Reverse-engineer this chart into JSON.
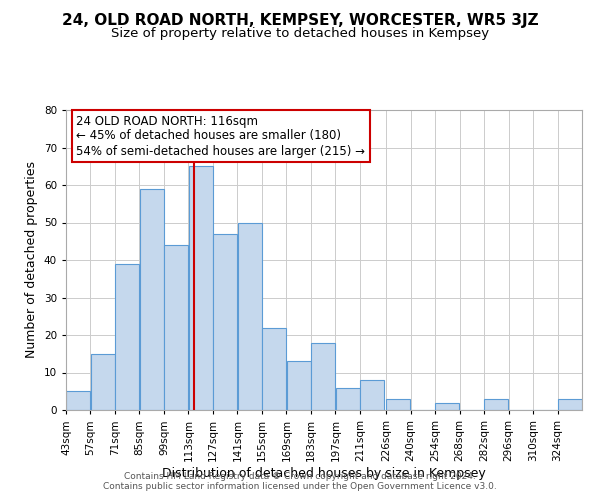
{
  "title": "24, OLD ROAD NORTH, KEMPSEY, WORCESTER, WR5 3JZ",
  "subtitle": "Size of property relative to detached houses in Kempsey",
  "xlabel": "Distribution of detached houses by size in Kempsey",
  "ylabel": "Number of detached properties",
  "bin_labels": [
    "43sqm",
    "57sqm",
    "71sqm",
    "85sqm",
    "99sqm",
    "113sqm",
    "127sqm",
    "141sqm",
    "155sqm",
    "169sqm",
    "183sqm",
    "197sqm",
    "211sqm",
    "226sqm",
    "240sqm",
    "254sqm",
    "268sqm",
    "282sqm",
    "296sqm",
    "310sqm",
    "324sqm"
  ],
  "bar_heights": [
    5,
    15,
    39,
    59,
    44,
    65,
    47,
    50,
    22,
    13,
    18,
    6,
    8,
    3,
    0,
    2,
    0,
    3,
    0,
    0,
    3
  ],
  "bar_color": "#c5d8ed",
  "bar_edge_color": "#5b9bd5",
  "property_line_x": 116,
  "bin_edges": [
    43,
    57,
    71,
    85,
    99,
    113,
    127,
    141,
    155,
    169,
    183,
    197,
    211,
    226,
    240,
    254,
    268,
    282,
    296,
    310,
    324,
    338
  ],
  "annotation_title": "24 OLD ROAD NORTH: 116sqm",
  "annotation_line1": "← 45% of detached houses are smaller (180)",
  "annotation_line2": "54% of semi-detached houses are larger (215) →",
  "annotation_box_color": "#ffffff",
  "annotation_box_edge": "#cc0000",
  "vline_color": "#cc0000",
  "ylim": [
    0,
    80
  ],
  "yticks": [
    0,
    10,
    20,
    30,
    40,
    50,
    60,
    70,
    80
  ],
  "footer1": "Contains HM Land Registry data © Crown copyright and database right 2024.",
  "footer2": "Contains public sector information licensed under the Open Government Licence v3.0.",
  "background_color": "#ffffff",
  "grid_color": "#cccccc",
  "title_fontsize": 11,
  "subtitle_fontsize": 9.5,
  "axis_label_fontsize": 9,
  "tick_fontsize": 7.5,
  "annotation_fontsize": 8.5,
  "footer_fontsize": 6.5
}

-=-=-=-=-

Retype every record above exactly as written, but leave out the pictures.

#### [FULL OUTPUT]
Reverse-engineer this chart into JSON.
{
  "title": "24, OLD ROAD NORTH, KEMPSEY, WORCESTER, WR5 3JZ",
  "subtitle": "Size of property relative to detached houses in Kempsey",
  "xlabel": "Distribution of detached houses by size in Kempsey",
  "ylabel": "Number of detached properties",
  "bin_labels": [
    "43sqm",
    "57sqm",
    "71sqm",
    "85sqm",
    "99sqm",
    "113sqm",
    "127sqm",
    "141sqm",
    "155sqm",
    "169sqm",
    "183sqm",
    "197sqm",
    "211sqm",
    "226sqm",
    "240sqm",
    "254sqm",
    "268sqm",
    "282sqm",
    "296sqm",
    "310sqm",
    "324sqm"
  ],
  "bar_heights": [
    5,
    15,
    39,
    59,
    44,
    65,
    47,
    50,
    22,
    13,
    18,
    6,
    8,
    3,
    0,
    2,
    0,
    3,
    0,
    0,
    3
  ],
  "bar_color": "#c5d8ed",
  "bar_edge_color": "#5b9bd5",
  "property_line_x": 116,
  "bin_edges": [
    43,
    57,
    71,
    85,
    99,
    113,
    127,
    141,
    155,
    169,
    183,
    197,
    211,
    226,
    240,
    254,
    268,
    282,
    296,
    310,
    324,
    338
  ],
  "annotation_title": "24 OLD ROAD NORTH: 116sqm",
  "annotation_line1": "← 45% of detached houses are smaller (180)",
  "annotation_line2": "54% of semi-detached houses are larger (215) →",
  "annotation_box_color": "#ffffff",
  "annotation_box_edge": "#cc0000",
  "vline_color": "#cc0000",
  "ylim": [
    0,
    80
  ],
  "yticks": [
    0,
    10,
    20,
    30,
    40,
    50,
    60,
    70,
    80
  ],
  "footer1": "Contains HM Land Registry data © Crown copyright and database right 2024.",
  "footer2": "Contains public sector information licensed under the Open Government Licence v3.0.",
  "background_color": "#ffffff",
  "grid_color": "#cccccc",
  "title_fontsize": 11,
  "subtitle_fontsize": 9.5,
  "axis_label_fontsize": 9,
  "tick_fontsize": 7.5,
  "annotation_fontsize": 8.5,
  "footer_fontsize": 6.5
}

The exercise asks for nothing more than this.